## [Work instructions]
Search the material for the string "control", then report how many lines hold it, with no other text.

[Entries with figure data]
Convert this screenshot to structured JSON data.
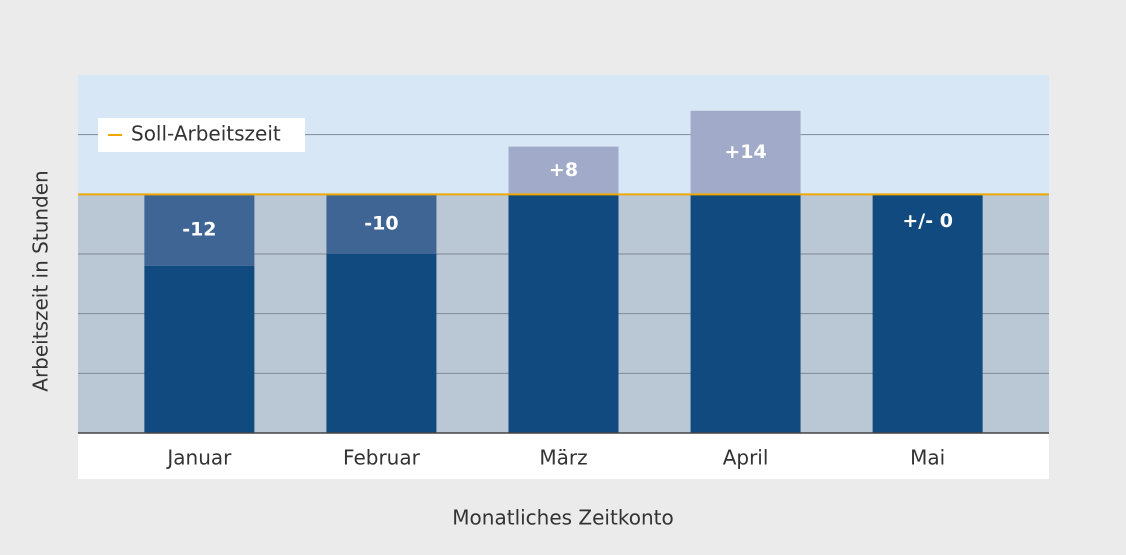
{
  "chart_data": {
    "type": "bar",
    "categories": [
      "Januar",
      "Februar",
      "März",
      "April",
      "Mai"
    ],
    "values": [
      -12,
      -10,
      8,
      14,
      0
    ],
    "value_labels": [
      "-12",
      "-10",
      "+8",
      "+14",
      "+/- 0"
    ],
    "color": "#114a7e",
    "negative_color": "#3f6594",
    "positive_color": "#a1abc9",
    "reference_line": {
      "name": "Soll-Arbeitszeit",
      "value": 0,
      "color": "#f0a800"
    },
    "ylabel": "Arbeitszeit in Stunden",
    "xlabel": "Monatliches Zeitkonto",
    "ylim": [
      -40,
      20
    ],
    "yticks": [
      -40,
      -30,
      -20,
      -10,
      0,
      10
    ],
    "grid": true
  }
}
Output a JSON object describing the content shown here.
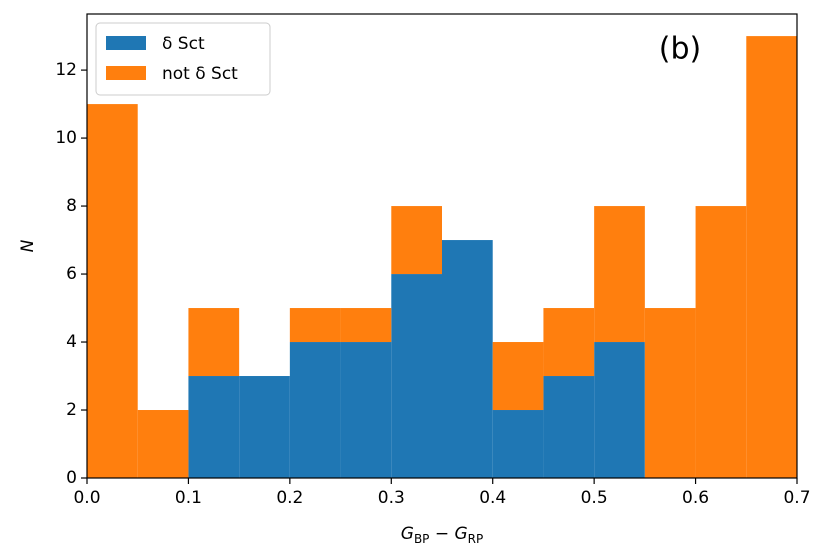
{
  "chart_data": {
    "type": "histogram",
    "xlabel": [
      "G",
      "BP",
      " − G",
      "RP"
    ],
    "ylabel": "N",
    "annotation": "(b)",
    "bins": [
      0,
      0.05,
      0.1,
      0.15,
      0.2,
      0.25,
      0.3,
      0.35,
      0.4,
      0.45,
      0.5,
      0.55,
      0.6,
      0.65,
      0.7
    ],
    "series": [
      {
        "name": "δ Sct",
        "color": "#1f77b4",
        "values": [
          0,
          0,
          3,
          3,
          4,
          4,
          6,
          7,
          2,
          3,
          4,
          0,
          0,
          0
        ]
      },
      {
        "name": "not δ Sct",
        "color": "#ff7f0e",
        "values": [
          11,
          2,
          2,
          0,
          1,
          1,
          2,
          0,
          2,
          2,
          4,
          5,
          8,
          13
        ]
      }
    ],
    "stacked": true,
    "xlim": [
      0,
      0.7
    ],
    "ylim": [
      0,
      13.65
    ],
    "xticks": [
      {
        "value": 0,
        "label": "0.0"
      },
      0.1,
      0.2,
      0.3,
      0.4,
      0.5,
      0.6,
      0.7
    ],
    "yticks": [
      0,
      2,
      4,
      6,
      8,
      10,
      12
    ],
    "legend": "upper left"
  }
}
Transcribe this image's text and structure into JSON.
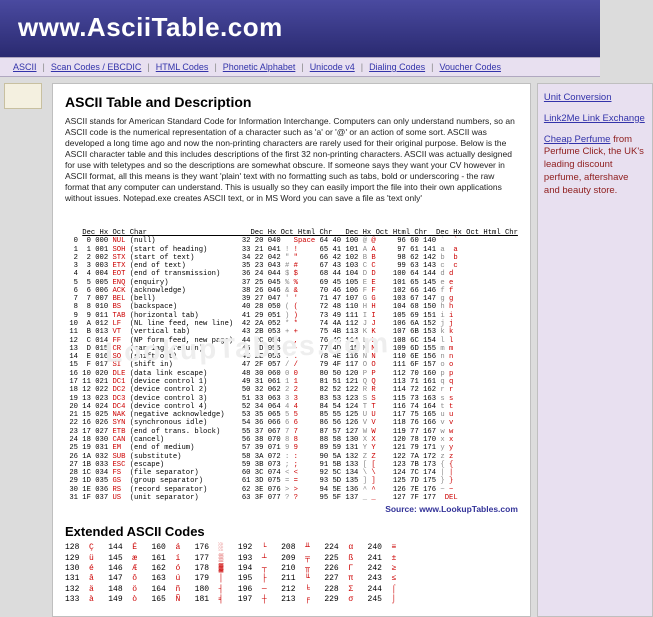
{
  "header": {
    "title": "www.AsciiTable.com"
  },
  "nav": {
    "items": [
      "ASCII",
      "Scan Codes / EBCDIC",
      "HTML Codes",
      "Phonetic Alphabet",
      "Unicode v4",
      "Dialing Codes",
      "Voucher Codes"
    ]
  },
  "main": {
    "h2": "ASCII Table and Description",
    "para": "ASCII stands for American Standard Code for Information Interchange. Computers can only understand numbers, so an ASCII code is the numerical representation of a character such as 'a' or '@' or an action of some sort. ASCII was developed a long time ago and now the non-printing characters are rarely used for their original purpose. Below is the ASCII character table and this includes descriptions of the first 32 non-printing characters. ASCII was actually designed for use with teletypes and so the descriptions are somewhat obscure. If someone says they want your CV however in ASCII format, all this means is they want 'plain' text with no formatting such as tabs, bold or underscoring - the raw format that any computer can understand. This is usually so they can easily import the file into their own applications without issues. Notepad.exe creates ASCII text, or in MS Word you can save a file as 'text only'",
    "source_label": "Source:   www.LookupTables.com",
    "ext_header": "Extended ASCII Codes"
  },
  "sidebar": {
    "link1": "Unit Conversion",
    "link2": "Link2Me Link Exchange",
    "promo_link": "Cheap Perfume",
    "promo_rest": " from Perfume Click, the UK's leading discount perfume, aftershave and beauty store."
  },
  "ascii": {
    "hdr": "Dec Hx Oct Char                        Dec Hx Oct Html Chr   Dec Hx Oct Html Chr  Dec Hx Oct Html Chr",
    "col1": [
      [
        "  0  0 000 ",
        "NUL",
        " (null)"
      ],
      [
        "  1  1 001 ",
        "SOH",
        " (start of heading)"
      ],
      [
        "  2  2 002 ",
        "STX",
        " (start of text)"
      ],
      [
        "  3  3 003 ",
        "ETX",
        " (end of text)"
      ],
      [
        "  4  4 004 ",
        "EOT",
        " (end of transmission)"
      ],
      [
        "  5  5 005 ",
        "ENQ",
        " (enquiry)"
      ],
      [
        "  6  6 006 ",
        "ACK",
        " (acknowledge)"
      ],
      [
        "  7  7 007 ",
        "BEL",
        " (bell)"
      ],
      [
        "  8  8 010 ",
        "BS",
        "  (backspace)"
      ],
      [
        "  9  9 011 ",
        "TAB",
        " (horizontal tab)"
      ],
      [
        " 10  A 012 ",
        "LF",
        "  (NL line feed, new line)"
      ],
      [
        " 11  B 013 ",
        "VT",
        "  (vertical tab)"
      ],
      [
        " 12  C 014 ",
        "FF",
        "  (NP form feed, new page)"
      ],
      [
        " 13  D 015 ",
        "CR",
        "  (carriage return)"
      ],
      [
        " 14  E 016 ",
        "SO",
        "  (shift out)"
      ],
      [
        " 15  F 017 ",
        "SI",
        "  (shift in)"
      ],
      [
        " 16 10 020 ",
        "DLE",
        " (data link escape)"
      ],
      [
        " 17 11 021 ",
        "DC1",
        " (device control 1)"
      ],
      [
        " 18 12 022 ",
        "DC2",
        " (device control 2)"
      ],
      [
        " 19 13 023 ",
        "DC3",
        " (device control 3)"
      ],
      [
        " 20 14 024 ",
        "DC4",
        " (device control 4)"
      ],
      [
        " 21 15 025 ",
        "NAK",
        " (negative acknowledge)"
      ],
      [
        " 22 16 026 ",
        "SYN",
        " (synchronous idle)"
      ],
      [
        " 23 17 027 ",
        "ETB",
        " (end of trans. block)"
      ],
      [
        " 24 18 030 ",
        "CAN",
        " (cancel)"
      ],
      [
        " 25 19 031 ",
        "EM",
        "  (end of medium)"
      ],
      [
        " 26 1A 032 ",
        "SUB",
        " (substitute)"
      ],
      [
        " 27 1B 033 ",
        "ESC",
        " (escape)"
      ],
      [
        " 28 1C 034 ",
        "FS",
        "  (file separator)"
      ],
      [
        " 29 1D 035 ",
        "GS",
        "  (group separator)"
      ],
      [
        " 30 1E 036 ",
        "RS",
        "  (record separator)"
      ],
      [
        " 31 1F 037 ",
        "US",
        "  (unit separator)"
      ]
    ],
    "col2": [
      [
        " 32 20 040 ",
        "&#32;",
        " ",
        "Space"
      ],
      [
        " 33 21 041 ",
        "&#33;",
        " ",
        "!"
      ],
      [
        " 34 22 042 ",
        "&#34;",
        " ",
        "\""
      ],
      [
        " 35 23 043 ",
        "&#35;",
        " ",
        "#"
      ],
      [
        " 36 24 044 ",
        "&#36;",
        " ",
        "$"
      ],
      [
        " 37 25 045 ",
        "&#37;",
        " ",
        "%"
      ],
      [
        " 38 26 046 ",
        "&#38;",
        " ",
        "&"
      ],
      [
        " 39 27 047 ",
        "&#39;",
        " ",
        "'"
      ],
      [
        " 40 28 050 ",
        "&#40;",
        " ",
        "("
      ],
      [
        " 41 29 051 ",
        "&#41;",
        " ",
        ")"
      ],
      [
        " 42 2A 052 ",
        "&#42;",
        " ",
        "*"
      ],
      [
        " 43 2B 053 ",
        "&#43;",
        " ",
        "+"
      ],
      [
        " 44 2C 054 ",
        "&#44;",
        " ",
        ","
      ],
      [
        " 45 2D 055 ",
        "&#45;",
        " ",
        "-"
      ],
      [
        " 46 2E 056 ",
        "&#46;",
        " ",
        "."
      ],
      [
        " 47 2F 057 ",
        "&#47;",
        " ",
        "/"
      ],
      [
        " 48 30 060 ",
        "&#48;",
        " ",
        "0"
      ],
      [
        " 49 31 061 ",
        "&#49;",
        " ",
        "1"
      ],
      [
        " 50 32 062 ",
        "&#50;",
        " ",
        "2"
      ],
      [
        " 51 33 063 ",
        "&#51;",
        " ",
        "3"
      ],
      [
        " 52 34 064 ",
        "&#52;",
        " ",
        "4"
      ],
      [
        " 53 35 065 ",
        "&#53;",
        " ",
        "5"
      ],
      [
        " 54 36 066 ",
        "&#54;",
        " ",
        "6"
      ],
      [
        " 55 37 067 ",
        "&#55;",
        " ",
        "7"
      ],
      [
        " 56 38 070 ",
        "&#56;",
        " ",
        "8"
      ],
      [
        " 57 39 071 ",
        "&#57;",
        " ",
        "9"
      ],
      [
        " 58 3A 072 ",
        "&#58;",
        " ",
        ":"
      ],
      [
        " 59 3B 073 ",
        "&#59;",
        " ",
        ";"
      ],
      [
        " 60 3C 074 ",
        "&#60;",
        " ",
        "<"
      ],
      [
        " 61 3D 075 ",
        "&#61;",
        " ",
        "="
      ],
      [
        " 62 3E 076 ",
        "&#62;",
        " ",
        ">"
      ],
      [
        " 63 3F 077 ",
        "&#63;",
        " ",
        "?"
      ]
    ],
    "col3": [
      [
        " 64 40 100 ",
        "&#64;",
        " ",
        "@"
      ],
      [
        " 65 41 101 ",
        "&#65;",
        " ",
        "A"
      ],
      [
        " 66 42 102 ",
        "&#66;",
        " ",
        "B"
      ],
      [
        " 67 43 103 ",
        "&#67;",
        " ",
        "C"
      ],
      [
        " 68 44 104 ",
        "&#68;",
        " ",
        "D"
      ],
      [
        " 69 45 105 ",
        "&#69;",
        " ",
        "E"
      ],
      [
        " 70 46 106 ",
        "&#70;",
        " ",
        "F"
      ],
      [
        " 71 47 107 ",
        "&#71;",
        " ",
        "G"
      ],
      [
        " 72 48 110 ",
        "&#72;",
        " ",
        "H"
      ],
      [
        " 73 49 111 ",
        "&#73;",
        " ",
        "I"
      ],
      [
        " 74 4A 112 ",
        "&#74;",
        " ",
        "J"
      ],
      [
        " 75 4B 113 ",
        "&#75;",
        " ",
        "K"
      ],
      [
        " 76 4C 114 ",
        "&#76;",
        " ",
        "L"
      ],
      [
        " 77 4D 115 ",
        "&#77;",
        " ",
        "M"
      ],
      [
        " 78 4E 116 ",
        "&#78;",
        " ",
        "N"
      ],
      [
        " 79 4F 117 ",
        "&#79;",
        " ",
        "O"
      ],
      [
        " 80 50 120 ",
        "&#80;",
        " ",
        "P"
      ],
      [
        " 81 51 121 ",
        "&#81;",
        " ",
        "Q"
      ],
      [
        " 82 52 122 ",
        "&#82;",
        " ",
        "R"
      ],
      [
        " 83 53 123 ",
        "&#83;",
        " ",
        "S"
      ],
      [
        " 84 54 124 ",
        "&#84;",
        " ",
        "T"
      ],
      [
        " 85 55 125 ",
        "&#85;",
        " ",
        "U"
      ],
      [
        " 86 56 126 ",
        "&#86;",
        " ",
        "V"
      ],
      [
        " 87 57 127 ",
        "&#87;",
        " ",
        "W"
      ],
      [
        " 88 58 130 ",
        "&#88;",
        " ",
        "X"
      ],
      [
        " 89 59 131 ",
        "&#89;",
        " ",
        "Y"
      ],
      [
        " 90 5A 132 ",
        "&#90;",
        " ",
        "Z"
      ],
      [
        " 91 5B 133 ",
        "&#91;",
        " ",
        "["
      ],
      [
        " 92 5C 134 ",
        "&#92;",
        " ",
        "\\"
      ],
      [
        " 93 5D 135 ",
        "&#93;",
        " ",
        "]"
      ],
      [
        " 94 5E 136 ",
        "&#94;",
        " ",
        "^"
      ],
      [
        " 95 5F 137 ",
        "&#95;",
        " ",
        "_"
      ]
    ],
    "col4": [
      [
        "  96 60 140 ",
        "&#96;",
        "  ",
        "`"
      ],
      [
        "  97 61 141 ",
        "&#97;",
        "  ",
        "a"
      ],
      [
        "  98 62 142 ",
        "&#98;",
        "  ",
        "b"
      ],
      [
        "  99 63 143 ",
        "&#99;",
        "  ",
        "c"
      ],
      [
        " 100 64 144 ",
        "&#100;",
        " ",
        "d"
      ],
      [
        " 101 65 145 ",
        "&#101;",
        " ",
        "e"
      ],
      [
        " 102 66 146 ",
        "&#102;",
        " ",
        "f"
      ],
      [
        " 103 67 147 ",
        "&#103;",
        " ",
        "g"
      ],
      [
        " 104 68 150 ",
        "&#104;",
        " ",
        "h"
      ],
      [
        " 105 69 151 ",
        "&#105;",
        " ",
        "i"
      ],
      [
        " 106 6A 152 ",
        "&#106;",
        " ",
        "j"
      ],
      [
        " 107 6B 153 ",
        "&#107;",
        " ",
        "k"
      ],
      [
        " 108 6C 154 ",
        "&#108;",
        " ",
        "l"
      ],
      [
        " 109 6D 155 ",
        "&#109;",
        " ",
        "m"
      ],
      [
        " 110 6E 156 ",
        "&#110;",
        " ",
        "n"
      ],
      [
        " 111 6F 157 ",
        "&#111;",
        " ",
        "o"
      ],
      [
        " 112 70 160 ",
        "&#112;",
        " ",
        "p"
      ],
      [
        " 113 71 161 ",
        "&#113;",
        " ",
        "q"
      ],
      [
        " 114 72 162 ",
        "&#114;",
        " ",
        "r"
      ],
      [
        " 115 73 163 ",
        "&#115;",
        " ",
        "s"
      ],
      [
        " 116 74 164 ",
        "&#116;",
        " ",
        "t"
      ],
      [
        " 117 75 165 ",
        "&#117;",
        " ",
        "u"
      ],
      [
        " 118 76 166 ",
        "&#118;",
        " ",
        "v"
      ],
      [
        " 119 77 167 ",
        "&#119;",
        " ",
        "w"
      ],
      [
        " 120 78 170 ",
        "&#120;",
        " ",
        "x"
      ],
      [
        " 121 79 171 ",
        "&#121;",
        " ",
        "y"
      ],
      [
        " 122 7A 172 ",
        "&#122;",
        " ",
        "z"
      ],
      [
        " 123 7B 173 ",
        "&#123;",
        " ",
        "{"
      ],
      [
        " 124 7C 174 ",
        "&#124;",
        " ",
        "|"
      ],
      [
        " 125 7D 175 ",
        "&#125;",
        " ",
        "}"
      ],
      [
        " 126 7E 176 ",
        "&#126;",
        " ",
        "~"
      ],
      [
        " 127 7F 177 ",
        "&#127;",
        " ",
        "DEL"
      ]
    ]
  },
  "ext": {
    "rows": [
      [
        "128",
        "Ç",
        "144",
        "É",
        "160",
        "á",
        "176",
        "░",
        "192",
        "└",
        "208",
        "╨",
        "224",
        "α",
        "240",
        "≡"
      ],
      [
        "129",
        "ü",
        "145",
        "æ",
        "161",
        "í",
        "177",
        "▒",
        "193",
        "┴",
        "209",
        "╤",
        "225",
        "ß",
        "241",
        "±"
      ],
      [
        "130",
        "é",
        "146",
        "Æ",
        "162",
        "ó",
        "178",
        "▓",
        "194",
        "┬",
        "210",
        "╥",
        "226",
        "Γ",
        "242",
        "≥"
      ],
      [
        "131",
        "â",
        "147",
        "ô",
        "163",
        "ú",
        "179",
        "│",
        "195",
        "├",
        "211",
        "╙",
        "227",
        "π",
        "243",
        "≤"
      ],
      [
        "132",
        "ä",
        "148",
        "ö",
        "164",
        "ñ",
        "180",
        "┤",
        "196",
        "─",
        "212",
        "╘",
        "228",
        "Σ",
        "244",
        "⌠"
      ],
      [
        "133",
        "à",
        "149",
        "ò",
        "165",
        "Ñ",
        "181",
        "╡",
        "197",
        "┼",
        "213",
        "╒",
        "229",
        "σ",
        "245",
        "⌡"
      ]
    ]
  }
}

## [Task solution]
4